====== DATASET RECORDS

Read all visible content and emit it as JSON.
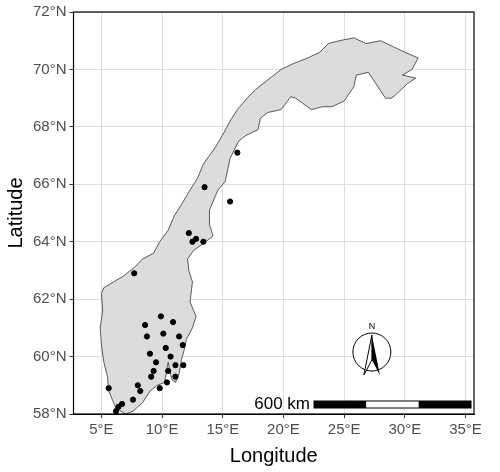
{
  "chart_data": {
    "type": "scatter",
    "x_label": "Longitude",
    "y_label": "Latitude",
    "xlim": [
      2.7,
      35.7
    ],
    "ylim": [
      58,
      72
    ],
    "xticks": [
      {
        "value": 5,
        "label": "5°E"
      },
      {
        "value": 10,
        "label": "10°E"
      },
      {
        "value": 15,
        "label": "15°E"
      },
      {
        "value": 20,
        "label": "20°E"
      },
      {
        "value": 25,
        "label": "25°E"
      },
      {
        "value": 30,
        "label": "30°E"
      },
      {
        "value": 35,
        "label": "35°E"
      }
    ],
    "yticks": [
      {
        "value": 58,
        "label": "58°N"
      },
      {
        "value": 60,
        "label": "60°N"
      },
      {
        "value": 62,
        "label": "62°N"
      },
      {
        "value": 64,
        "label": "64°N"
      },
      {
        "value": 66,
        "label": "66°N"
      },
      {
        "value": 68,
        "label": "68°N"
      },
      {
        "value": 70,
        "label": "70°N"
      },
      {
        "value": 72,
        "label": "72°N"
      }
    ],
    "grid": true,
    "outline": {
      "color": "#dcdcdc",
      "lon": [
        7.0,
        6.2,
        5.6,
        5.5,
        5.2,
        5.0,
        4.9,
        5.1,
        5.0,
        5.2,
        6.0,
        6.8,
        7.7,
        8.4,
        9.3,
        9.8,
        10.5,
        11.0,
        11.6,
        12.3,
        12.9,
        13.4,
        14.4,
        15.1,
        15.6,
        16.2,
        17.0,
        17.7,
        18.9,
        19.8,
        20.8,
        22.0,
        23.0,
        23.7,
        24.6,
        25.8,
        26.8,
        28.0,
        29.0,
        30.0,
        31.1,
        30.6,
        29.8,
        30.9,
        30.2,
        29.2,
        28.9,
        28.4,
        27.0,
        26.0,
        25.8,
        25.0,
        24.0,
        23.2,
        22.3,
        21.0,
        20.6,
        19.8,
        18.7,
        18.1,
        17.9,
        16.9,
        16.3,
        15.6,
        15.2,
        14.6,
        14.3,
        13.9,
        13.9,
        14.2,
        13.6,
        12.6,
        12.1,
        12.2,
        12.5,
        12.3,
        12.8,
        12.5,
        12.0,
        11.8,
        11.6,
        11.4,
        11.1,
        10.8,
        10.5,
        10.2,
        9.6,
        9.0,
        8.4,
        7.6,
        7.0
      ],
      "lat": [
        58.0,
        58.2,
        58.8,
        59.3,
        59.8,
        60.4,
        61.0,
        61.6,
        62.2,
        62.4,
        62.6,
        62.8,
        63.1,
        63.4,
        63.6,
        64.0,
        64.4,
        64.9,
        65.3,
        65.8,
        66.2,
        66.7,
        67.3,
        67.8,
        68.2,
        68.6,
        69.0,
        69.3,
        69.7,
        70.0,
        70.2,
        70.4,
        70.6,
        70.9,
        71.0,
        71.1,
        70.9,
        71.0,
        70.8,
        70.6,
        70.4,
        70.0,
        69.8,
        69.7,
        69.5,
        69.1,
        69.0,
        69.0,
        69.9,
        69.8,
        69.4,
        68.9,
        68.7,
        68.7,
        68.6,
        69.0,
        69.05,
        68.6,
        68.5,
        68.3,
        67.9,
        67.7,
        67.5,
        66.9,
        66.1,
        65.8,
        65.5,
        65.1,
        64.6,
        64.2,
        64.0,
        63.7,
        63.4,
        63.0,
        62.6,
        61.9,
        61.4,
        61.0,
        60.6,
        60.2,
        59.9,
        59.4,
        59.1,
        59.2,
        59.8,
        59.1,
        59.0,
        58.8,
        58.4,
        58.1,
        58.0
      ]
    },
    "series": [
      {
        "color": "#000000",
        "marker": "circle",
        "x": [
          16.2,
          13.5,
          15.6,
          12.2,
          12.5,
          12.8,
          13.4,
          7.7,
          8.6,
          8.75,
          9.0,
          9.5,
          9.1,
          10.1,
          10.3,
          10.7,
          11.4,
          11.7,
          11.1,
          11.75,
          11.1,
          10.4,
          9.8,
          8.2,
          7.6,
          6.7,
          6.4,
          6.2,
          5.6,
          10.9,
          9.9,
          9.3,
          10.5,
          8.0
        ],
        "y": [
          67.1,
          65.9,
          65.4,
          64.3,
          64.0,
          64.1,
          64.0,
          62.9,
          61.1,
          60.7,
          60.1,
          59.8,
          59.3,
          60.8,
          60.3,
          60.0,
          60.7,
          60.4,
          59.7,
          59.7,
          59.3,
          59.1,
          58.9,
          58.8,
          58.5,
          58.35,
          58.25,
          58.1,
          58.9,
          61.2,
          61.4,
          59.5,
          59.5,
          59.0
        ]
      }
    ],
    "scale_bar_label": "600 km",
    "north_arrow_label": "N"
  }
}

============

▸ **WHAT THE EXERCISE ASKS**: Will you restate every entry word for word and omit the images?

▸ **ANSWER FOR THIS EXERCISE**:
Read all visible content and emit it as JSON.
{
  "chart_data": {
    "type": "scatter",
    "x_label": "Longitude",
    "y_label": "Latitude",
    "xlim": [
      2.7,
      35.7
    ],
    "ylim": [
      58,
      72
    ],
    "xticks": [
      {
        "value": 5,
        "label": "5°E"
      },
      {
        "value": 10,
        "label": "10°E"
      },
      {
        "value": 15,
        "label": "15°E"
      },
      {
        "value": 20,
        "label": "20°E"
      },
      {
        "value": 25,
        "label": "25°E"
      },
      {
        "value": 30,
        "label": "30°E"
      },
      {
        "value": 35,
        "label": "35°E"
      }
    ],
    "yticks": [
      {
        "value": 58,
        "label": "58°N"
      },
      {
        "value": 60,
        "label": "60°N"
      },
      {
        "value": 62,
        "label": "62°N"
      },
      {
        "value": 64,
        "label": "64°N"
      },
      {
        "value": 66,
        "label": "66°N"
      },
      {
        "value": 68,
        "label": "68°N"
      },
      {
        "value": 70,
        "label": "70°N"
      },
      {
        "value": 72,
        "label": "72°N"
      }
    ],
    "grid": true,
    "outline": {
      "color": "#dcdcdc",
      "lon": [
        7.0,
        6.2,
        5.6,
        5.5,
        5.2,
        5.0,
        4.9,
        5.1,
        5.0,
        5.2,
        6.0,
        6.8,
        7.7,
        8.4,
        9.3,
        9.8,
        10.5,
        11.0,
        11.6,
        12.3,
        12.9,
        13.4,
        14.4,
        15.1,
        15.6,
        16.2,
        17.0,
        17.7,
        18.9,
        19.8,
        20.8,
        22.0,
        23.0,
        23.7,
        24.6,
        25.8,
        26.8,
        28.0,
        29.0,
        30.0,
        31.1,
        30.6,
        29.8,
        30.9,
        30.2,
        29.2,
        28.9,
        28.4,
        27.0,
        26.0,
        25.8,
        25.0,
        24.0,
        23.2,
        22.3,
        21.0,
        20.6,
        19.8,
        18.7,
        18.1,
        17.9,
        16.9,
        16.3,
        15.6,
        15.2,
        14.6,
        14.3,
        13.9,
        13.9,
        14.2,
        13.6,
        12.6,
        12.1,
        12.2,
        12.5,
        12.3,
        12.8,
        12.5,
        12.0,
        11.8,
        11.6,
        11.4,
        11.1,
        10.8,
        10.5,
        10.2,
        9.6,
        9.0,
        8.4,
        7.6,
        7.0
      ],
      "lat": [
        58.0,
        58.2,
        58.8,
        59.3,
        59.8,
        60.4,
        61.0,
        61.6,
        62.2,
        62.4,
        62.6,
        62.8,
        63.1,
        63.4,
        63.6,
        64.0,
        64.4,
        64.9,
        65.3,
        65.8,
        66.2,
        66.7,
        67.3,
        67.8,
        68.2,
        68.6,
        69.0,
        69.3,
        69.7,
        70.0,
        70.2,
        70.4,
        70.6,
        70.9,
        71.0,
        71.1,
        70.9,
        71.0,
        70.8,
        70.6,
        70.4,
        70.0,
        69.8,
        69.7,
        69.5,
        69.1,
        69.0,
        69.0,
        69.9,
        69.8,
        69.4,
        68.9,
        68.7,
        68.7,
        68.6,
        69.0,
        69.05,
        68.6,
        68.5,
        68.3,
        67.9,
        67.7,
        67.5,
        66.9,
        66.1,
        65.8,
        65.5,
        65.1,
        64.6,
        64.2,
        64.0,
        63.7,
        63.4,
        63.0,
        62.6,
        61.9,
        61.4,
        61.0,
        60.6,
        60.2,
        59.9,
        59.4,
        59.1,
        59.2,
        59.8,
        59.1,
        59.0,
        58.8,
        58.4,
        58.1,
        58.0
      ]
    },
    "series": [
      {
        "color": "#000000",
        "marker": "circle",
        "x": [
          16.2,
          13.5,
          15.6,
          12.2,
          12.5,
          12.8,
          13.4,
          7.7,
          8.6,
          8.75,
          9.0,
          9.5,
          9.1,
          10.1,
          10.3,
          10.7,
          11.4,
          11.7,
          11.1,
          11.75,
          11.1,
          10.4,
          9.8,
          8.2,
          7.6,
          6.7,
          6.4,
          6.2,
          5.6,
          10.9,
          9.9,
          9.3,
          10.5,
          8.0
        ],
        "y": [
          67.1,
          65.9,
          65.4,
          64.3,
          64.0,
          64.1,
          64.0,
          62.9,
          61.1,
          60.7,
          60.1,
          59.8,
          59.3,
          60.8,
          60.3,
          60.0,
          60.7,
          60.4,
          59.7,
          59.7,
          59.3,
          59.1,
          58.9,
          58.8,
          58.5,
          58.35,
          58.25,
          58.1,
          58.9,
          61.2,
          61.4,
          59.5,
          59.5,
          59.0
        ]
      }
    ],
    "scale_bar_label": "600 km",
    "north_arrow_label": "N"
  }
}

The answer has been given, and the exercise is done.